**MISE EN PRATIQUE**
[a] Répondez aux questions suivantes d'après le texte sur le goût particulier d'une nation.
(i) Selon le texte, de quel domaine les Anglais tireront-ils plus heureusement leurs comparaisons et leurs métaphores ?
(ii) Où un goût d'architecture, d'ameublements et de vêtements venu d'un pays froid et humide ne pourra-t-il pas être reçu ?
(iii) Qu'est-ce que Théocrite et Virgile ont dû vanter dans leurs églogues ?
[b] Écrivez la suite du texte sur le goût particulier d'une nation, en commençant après sa dernière phrase.

DU GOÛT PARTICULIER D’UNE NATION.

 

 

 

         Il est des beautés de tous les temps et de tous les pays, mais il est aussi des beautés locales. L’éloquence doit être partout persuasive ; la douleur, touchante ; la colère, impétueuse ; la sagesse tranquille ; mais les détails qui pourront plaire à un citoyen de Londres pourront ne faire aucun effet sur un habitant de Paris ; les Anglais tireront plus heureusement leurs comparaisons, leurs métaphores de la marine, que ne feront des Parisiens, qui voient rarement des vaisseaux. Tout ce qui tiendra de près à la liberté d’un Anglais, à ses droits, à ses usages, fera plus d’impression sur lui que sur un Français.

 

         La température du climat introduira dans un pays froid et humide un goût d’architecture, d’ameublements, de vêtements, qui sera fort bon, et qui ne pourra être reçu à Rome, en Sicile.

 

         Théocrite et Virgile ont dû vanter l’ombrage et la fraîcheur des eaux dans leurs églogues : Thomson, dans sa description des saisons, aura dû faire des descriptions toutes contraires.

**JEU DE DONNÉES**
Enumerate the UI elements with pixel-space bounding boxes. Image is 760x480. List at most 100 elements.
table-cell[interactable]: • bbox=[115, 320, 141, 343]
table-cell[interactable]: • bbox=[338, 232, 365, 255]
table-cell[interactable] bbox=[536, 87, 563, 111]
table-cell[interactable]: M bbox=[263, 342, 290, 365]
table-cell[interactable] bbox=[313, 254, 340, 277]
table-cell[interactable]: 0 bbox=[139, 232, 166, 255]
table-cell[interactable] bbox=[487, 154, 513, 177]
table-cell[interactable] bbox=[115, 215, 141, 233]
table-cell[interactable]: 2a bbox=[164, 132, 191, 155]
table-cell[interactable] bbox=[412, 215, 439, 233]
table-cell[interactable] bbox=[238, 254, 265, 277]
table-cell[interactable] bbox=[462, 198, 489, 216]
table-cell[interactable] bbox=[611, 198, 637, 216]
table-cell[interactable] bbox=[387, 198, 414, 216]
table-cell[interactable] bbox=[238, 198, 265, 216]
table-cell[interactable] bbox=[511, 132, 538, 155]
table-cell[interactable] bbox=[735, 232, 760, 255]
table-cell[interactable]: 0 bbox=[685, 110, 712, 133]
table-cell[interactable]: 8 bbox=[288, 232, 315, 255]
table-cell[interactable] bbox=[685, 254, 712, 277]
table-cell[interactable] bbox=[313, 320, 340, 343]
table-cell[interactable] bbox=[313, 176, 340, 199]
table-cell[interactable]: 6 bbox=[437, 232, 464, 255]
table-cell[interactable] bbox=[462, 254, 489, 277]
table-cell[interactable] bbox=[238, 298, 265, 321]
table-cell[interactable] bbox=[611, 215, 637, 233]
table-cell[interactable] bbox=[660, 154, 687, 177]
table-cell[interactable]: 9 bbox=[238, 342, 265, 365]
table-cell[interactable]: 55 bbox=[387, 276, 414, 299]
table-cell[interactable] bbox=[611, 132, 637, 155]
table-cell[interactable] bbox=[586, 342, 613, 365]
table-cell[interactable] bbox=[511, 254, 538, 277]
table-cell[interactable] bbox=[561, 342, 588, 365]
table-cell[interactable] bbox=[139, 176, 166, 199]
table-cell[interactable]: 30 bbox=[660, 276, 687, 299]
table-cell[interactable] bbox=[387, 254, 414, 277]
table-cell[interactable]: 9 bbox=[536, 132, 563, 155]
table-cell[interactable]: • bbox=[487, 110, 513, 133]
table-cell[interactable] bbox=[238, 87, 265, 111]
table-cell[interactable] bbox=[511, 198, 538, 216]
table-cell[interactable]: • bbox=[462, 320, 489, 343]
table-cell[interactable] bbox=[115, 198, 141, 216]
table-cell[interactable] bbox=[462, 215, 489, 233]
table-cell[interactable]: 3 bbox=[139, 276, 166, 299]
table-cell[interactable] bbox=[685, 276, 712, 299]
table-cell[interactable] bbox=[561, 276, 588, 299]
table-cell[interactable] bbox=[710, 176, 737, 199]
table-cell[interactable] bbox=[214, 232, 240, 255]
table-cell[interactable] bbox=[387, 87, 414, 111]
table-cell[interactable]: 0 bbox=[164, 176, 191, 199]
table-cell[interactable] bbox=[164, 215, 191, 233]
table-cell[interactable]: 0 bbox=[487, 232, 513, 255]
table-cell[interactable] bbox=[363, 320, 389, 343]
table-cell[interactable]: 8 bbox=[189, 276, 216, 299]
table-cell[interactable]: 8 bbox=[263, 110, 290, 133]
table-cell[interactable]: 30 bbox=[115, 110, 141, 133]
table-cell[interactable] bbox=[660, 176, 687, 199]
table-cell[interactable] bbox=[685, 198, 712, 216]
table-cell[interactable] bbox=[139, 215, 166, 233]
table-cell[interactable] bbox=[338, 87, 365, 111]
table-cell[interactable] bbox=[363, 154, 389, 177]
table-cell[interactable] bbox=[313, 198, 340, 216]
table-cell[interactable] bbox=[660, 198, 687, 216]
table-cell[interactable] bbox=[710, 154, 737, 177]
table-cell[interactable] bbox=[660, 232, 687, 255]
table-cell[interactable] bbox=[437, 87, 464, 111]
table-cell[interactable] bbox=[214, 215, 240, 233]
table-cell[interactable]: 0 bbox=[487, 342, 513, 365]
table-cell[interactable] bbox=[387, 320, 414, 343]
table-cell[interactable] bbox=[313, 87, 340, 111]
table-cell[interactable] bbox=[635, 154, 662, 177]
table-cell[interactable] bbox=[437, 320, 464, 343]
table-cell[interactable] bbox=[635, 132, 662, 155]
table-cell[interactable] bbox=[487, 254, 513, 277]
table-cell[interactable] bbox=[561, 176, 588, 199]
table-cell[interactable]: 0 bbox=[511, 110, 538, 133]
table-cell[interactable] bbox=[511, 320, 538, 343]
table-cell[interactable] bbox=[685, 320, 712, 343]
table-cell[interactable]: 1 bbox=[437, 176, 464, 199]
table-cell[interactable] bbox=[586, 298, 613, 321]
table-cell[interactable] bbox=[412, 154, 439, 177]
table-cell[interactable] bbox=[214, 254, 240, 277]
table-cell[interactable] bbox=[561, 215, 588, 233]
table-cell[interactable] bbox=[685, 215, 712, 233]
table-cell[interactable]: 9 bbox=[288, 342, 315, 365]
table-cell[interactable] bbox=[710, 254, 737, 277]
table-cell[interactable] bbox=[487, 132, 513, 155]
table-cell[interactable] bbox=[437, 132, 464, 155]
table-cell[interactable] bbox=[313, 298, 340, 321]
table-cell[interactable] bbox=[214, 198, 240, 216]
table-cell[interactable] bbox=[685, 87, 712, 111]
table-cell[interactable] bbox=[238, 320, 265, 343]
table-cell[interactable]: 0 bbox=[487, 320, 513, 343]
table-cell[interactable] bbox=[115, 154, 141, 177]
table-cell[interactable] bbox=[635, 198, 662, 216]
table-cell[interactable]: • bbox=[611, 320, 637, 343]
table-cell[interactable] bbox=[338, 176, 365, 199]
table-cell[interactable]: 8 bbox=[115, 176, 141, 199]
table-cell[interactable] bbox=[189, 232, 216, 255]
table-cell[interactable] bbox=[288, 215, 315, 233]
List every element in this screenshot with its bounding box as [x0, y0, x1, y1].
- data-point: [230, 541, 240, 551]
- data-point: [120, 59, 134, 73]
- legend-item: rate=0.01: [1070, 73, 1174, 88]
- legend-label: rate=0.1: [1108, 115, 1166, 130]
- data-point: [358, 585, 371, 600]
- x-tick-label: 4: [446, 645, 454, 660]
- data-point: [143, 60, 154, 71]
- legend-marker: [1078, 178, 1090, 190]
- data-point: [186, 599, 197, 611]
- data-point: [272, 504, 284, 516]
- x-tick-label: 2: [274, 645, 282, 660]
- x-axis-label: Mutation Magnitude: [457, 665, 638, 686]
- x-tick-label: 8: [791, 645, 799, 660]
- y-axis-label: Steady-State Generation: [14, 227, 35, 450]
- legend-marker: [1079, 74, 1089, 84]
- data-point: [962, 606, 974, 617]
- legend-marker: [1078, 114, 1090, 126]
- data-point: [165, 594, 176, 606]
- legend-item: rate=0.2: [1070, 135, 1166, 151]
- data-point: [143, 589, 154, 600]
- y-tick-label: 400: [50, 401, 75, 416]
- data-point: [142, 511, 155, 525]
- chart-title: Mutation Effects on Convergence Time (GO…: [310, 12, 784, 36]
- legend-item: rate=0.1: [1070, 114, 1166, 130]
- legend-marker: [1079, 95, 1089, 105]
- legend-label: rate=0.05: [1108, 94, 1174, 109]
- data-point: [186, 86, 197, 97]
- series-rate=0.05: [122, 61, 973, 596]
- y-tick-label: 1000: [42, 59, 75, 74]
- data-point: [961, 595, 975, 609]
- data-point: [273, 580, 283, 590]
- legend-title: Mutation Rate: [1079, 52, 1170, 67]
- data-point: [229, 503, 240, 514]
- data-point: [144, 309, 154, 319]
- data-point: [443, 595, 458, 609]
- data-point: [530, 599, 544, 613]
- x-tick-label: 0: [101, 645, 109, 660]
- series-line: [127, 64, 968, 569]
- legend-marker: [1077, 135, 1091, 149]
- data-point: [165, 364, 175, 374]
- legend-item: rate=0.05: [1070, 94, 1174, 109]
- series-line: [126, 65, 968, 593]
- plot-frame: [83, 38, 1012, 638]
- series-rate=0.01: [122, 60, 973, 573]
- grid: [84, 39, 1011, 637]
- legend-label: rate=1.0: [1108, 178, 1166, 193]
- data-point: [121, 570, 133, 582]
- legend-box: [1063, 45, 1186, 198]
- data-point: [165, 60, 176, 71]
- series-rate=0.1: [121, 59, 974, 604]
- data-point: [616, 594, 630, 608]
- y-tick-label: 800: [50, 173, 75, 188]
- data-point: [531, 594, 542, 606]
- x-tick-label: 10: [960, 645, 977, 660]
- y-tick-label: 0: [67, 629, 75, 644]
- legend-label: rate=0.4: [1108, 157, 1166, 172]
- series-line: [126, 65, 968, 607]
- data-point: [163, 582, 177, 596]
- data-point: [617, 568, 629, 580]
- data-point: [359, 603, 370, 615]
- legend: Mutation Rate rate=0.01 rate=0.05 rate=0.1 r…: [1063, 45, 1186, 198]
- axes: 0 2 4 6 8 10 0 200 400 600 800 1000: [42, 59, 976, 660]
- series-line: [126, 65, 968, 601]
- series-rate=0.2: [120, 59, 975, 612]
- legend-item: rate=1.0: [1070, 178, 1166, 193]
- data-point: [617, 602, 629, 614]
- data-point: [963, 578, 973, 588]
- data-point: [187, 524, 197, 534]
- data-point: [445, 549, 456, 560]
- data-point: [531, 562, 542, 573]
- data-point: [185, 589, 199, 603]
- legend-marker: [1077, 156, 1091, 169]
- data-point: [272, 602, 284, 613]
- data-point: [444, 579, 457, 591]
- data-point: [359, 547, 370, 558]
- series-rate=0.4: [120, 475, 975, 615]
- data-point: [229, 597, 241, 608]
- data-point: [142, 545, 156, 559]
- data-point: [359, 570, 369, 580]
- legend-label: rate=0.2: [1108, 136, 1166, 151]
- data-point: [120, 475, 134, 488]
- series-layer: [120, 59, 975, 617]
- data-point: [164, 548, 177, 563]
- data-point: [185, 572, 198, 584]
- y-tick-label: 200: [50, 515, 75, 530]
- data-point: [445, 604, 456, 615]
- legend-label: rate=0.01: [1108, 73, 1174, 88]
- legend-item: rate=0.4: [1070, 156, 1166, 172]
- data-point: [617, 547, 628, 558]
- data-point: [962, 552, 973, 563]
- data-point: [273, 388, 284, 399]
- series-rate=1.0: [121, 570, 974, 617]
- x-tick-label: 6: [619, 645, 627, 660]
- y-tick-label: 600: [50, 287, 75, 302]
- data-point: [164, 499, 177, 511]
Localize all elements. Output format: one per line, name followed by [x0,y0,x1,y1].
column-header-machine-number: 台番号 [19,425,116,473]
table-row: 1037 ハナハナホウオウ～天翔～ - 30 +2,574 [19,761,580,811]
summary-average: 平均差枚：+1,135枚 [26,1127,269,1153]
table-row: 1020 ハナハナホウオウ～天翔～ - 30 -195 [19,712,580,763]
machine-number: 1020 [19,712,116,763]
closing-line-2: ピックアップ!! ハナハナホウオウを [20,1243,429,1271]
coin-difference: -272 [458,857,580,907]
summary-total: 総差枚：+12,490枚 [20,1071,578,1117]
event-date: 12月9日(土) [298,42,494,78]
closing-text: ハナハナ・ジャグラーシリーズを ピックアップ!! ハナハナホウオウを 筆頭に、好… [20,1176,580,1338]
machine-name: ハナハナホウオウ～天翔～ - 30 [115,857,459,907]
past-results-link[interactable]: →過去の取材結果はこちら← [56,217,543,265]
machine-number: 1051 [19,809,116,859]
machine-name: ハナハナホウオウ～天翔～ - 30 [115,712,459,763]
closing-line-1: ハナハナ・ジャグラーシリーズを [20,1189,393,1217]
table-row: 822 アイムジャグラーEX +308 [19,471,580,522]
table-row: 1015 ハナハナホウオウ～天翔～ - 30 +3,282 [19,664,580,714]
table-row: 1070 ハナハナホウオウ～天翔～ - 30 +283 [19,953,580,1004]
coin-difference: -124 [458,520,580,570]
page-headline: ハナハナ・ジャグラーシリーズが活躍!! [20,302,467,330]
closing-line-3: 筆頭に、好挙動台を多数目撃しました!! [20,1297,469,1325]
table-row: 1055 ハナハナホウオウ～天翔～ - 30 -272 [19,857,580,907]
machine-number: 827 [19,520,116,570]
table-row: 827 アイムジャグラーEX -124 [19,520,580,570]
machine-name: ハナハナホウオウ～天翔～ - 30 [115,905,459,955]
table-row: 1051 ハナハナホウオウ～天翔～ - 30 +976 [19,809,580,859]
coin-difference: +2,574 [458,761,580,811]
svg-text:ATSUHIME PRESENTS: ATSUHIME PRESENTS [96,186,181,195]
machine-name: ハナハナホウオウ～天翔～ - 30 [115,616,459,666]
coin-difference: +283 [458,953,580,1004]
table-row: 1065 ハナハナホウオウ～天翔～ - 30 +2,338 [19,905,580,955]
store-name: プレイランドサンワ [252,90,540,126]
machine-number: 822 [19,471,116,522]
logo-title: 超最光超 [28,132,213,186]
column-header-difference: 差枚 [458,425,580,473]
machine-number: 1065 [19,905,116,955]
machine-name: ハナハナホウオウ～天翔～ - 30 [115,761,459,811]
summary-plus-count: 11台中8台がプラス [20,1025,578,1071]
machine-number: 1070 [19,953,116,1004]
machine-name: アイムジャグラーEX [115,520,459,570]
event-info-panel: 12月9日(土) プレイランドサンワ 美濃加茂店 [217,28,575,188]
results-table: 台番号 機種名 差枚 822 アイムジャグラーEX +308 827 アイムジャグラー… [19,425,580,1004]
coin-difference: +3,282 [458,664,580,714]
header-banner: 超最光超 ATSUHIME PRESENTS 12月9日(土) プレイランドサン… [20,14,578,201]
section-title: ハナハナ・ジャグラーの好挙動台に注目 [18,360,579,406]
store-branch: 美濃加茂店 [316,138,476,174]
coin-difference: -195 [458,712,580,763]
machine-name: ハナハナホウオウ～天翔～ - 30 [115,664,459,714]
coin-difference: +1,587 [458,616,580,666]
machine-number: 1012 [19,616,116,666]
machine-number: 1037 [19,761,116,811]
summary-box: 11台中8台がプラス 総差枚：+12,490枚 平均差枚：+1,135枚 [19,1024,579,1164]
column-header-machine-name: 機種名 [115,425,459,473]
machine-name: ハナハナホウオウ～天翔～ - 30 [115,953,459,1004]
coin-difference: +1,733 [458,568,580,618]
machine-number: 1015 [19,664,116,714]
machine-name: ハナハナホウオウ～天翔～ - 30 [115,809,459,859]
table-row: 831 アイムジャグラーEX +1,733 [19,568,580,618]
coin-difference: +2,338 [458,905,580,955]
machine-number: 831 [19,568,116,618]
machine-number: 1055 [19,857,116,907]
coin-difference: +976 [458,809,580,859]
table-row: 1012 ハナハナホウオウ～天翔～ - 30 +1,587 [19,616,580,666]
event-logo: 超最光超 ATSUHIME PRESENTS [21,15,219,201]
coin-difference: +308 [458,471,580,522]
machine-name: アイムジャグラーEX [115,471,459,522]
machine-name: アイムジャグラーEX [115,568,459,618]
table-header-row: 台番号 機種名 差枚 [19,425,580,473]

**CORRIGÉ DES EXERCICES**
[a]
(i) De la marine.
(ii) À Rome, en Sicile.
(iii) L'ombrage et la fraîcheur des eaux.

[b]
         Une nation éclairée, mais peu sociable, n’aura point les mêmes ridicules qu’une nation aussi spirituelle, mais livrée à la société jusqu’à l’indiscrétion ; et ces deux peuples conséquemment n’auront pas la même espèce de comédie.

 

         La poésie sera différente chez le peuple qui renferme les femmes, et chez celui qui leur accorde une liberté sans bornes.

 

         Mais il sera toujours vrai de dire que Virgile a mieux peint ses tableaux que Thomson n’a peint les siens, et qu’il y a eu plus de goût sur les bords du Tibre que sur ceux de la Tamise ; que les scènes naturelles du Pastor fido sont incomparablement supérieures aux bergeries de Racan ; que Racine et Molière sont des hommes divins à l’égard des auteurs des autres théâtres.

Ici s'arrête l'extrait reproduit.